§ TASK REQUIREMENTS: Transcribe each line of the material as it is, and drop any picture.
+++++
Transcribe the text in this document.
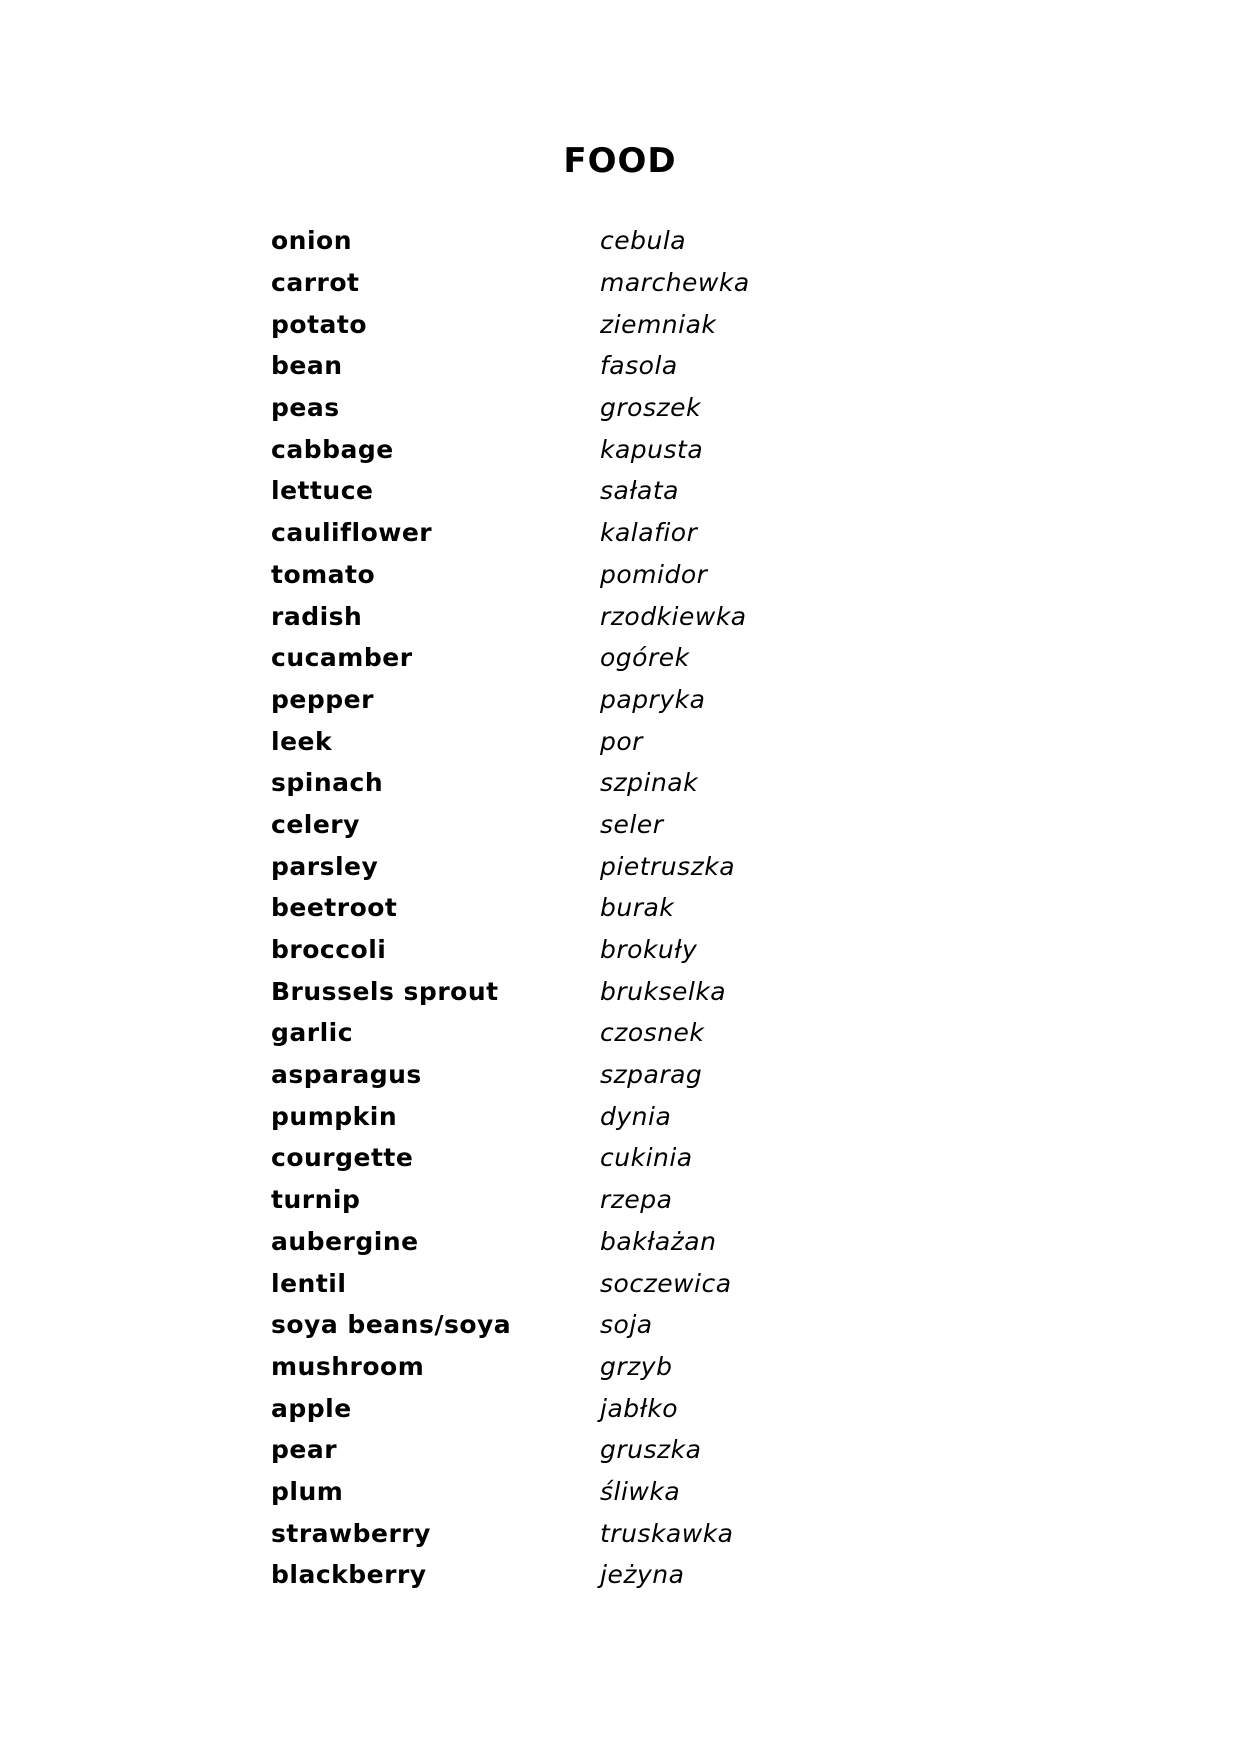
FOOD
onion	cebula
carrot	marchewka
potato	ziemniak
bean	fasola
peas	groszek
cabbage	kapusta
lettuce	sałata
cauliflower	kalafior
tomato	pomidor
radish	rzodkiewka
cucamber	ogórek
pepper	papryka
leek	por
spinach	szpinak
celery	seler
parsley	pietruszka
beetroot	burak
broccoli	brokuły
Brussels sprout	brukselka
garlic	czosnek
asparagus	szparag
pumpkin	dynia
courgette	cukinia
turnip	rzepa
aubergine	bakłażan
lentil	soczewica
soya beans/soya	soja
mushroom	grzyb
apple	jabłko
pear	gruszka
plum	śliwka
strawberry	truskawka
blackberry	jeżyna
+++++
§ WRITTEN SOLUTION:
Transcribe the text in this document.
FOOD
onion	cebula
carrot	marchewka
potato	ziemniak
bean	fasola
peas	groszek
cabbage	kapusta
lettuce	sałata
cauliflower	kalafior
tomato	pomidor
radish	rzodkiewka
cucamber	ogórek
pepper	papryka
leek	por
spinach	szpinak
celery	seler
parsley	pietruszka
beetroot	burak
broccoli	brokuły
Brussels sprout	brukselka
garlic	czosnek
asparagus	szparag
pumpkin	dynia
courgette	cukinia
turnip	rzepa
aubergine	bakłażan
lentil	soczewica
soya beans/soya	soja
mushroom	grzyb
apple	jabłko
pear	gruszka
plum	śliwka
strawberry	truskawka
blackberry	jeżyna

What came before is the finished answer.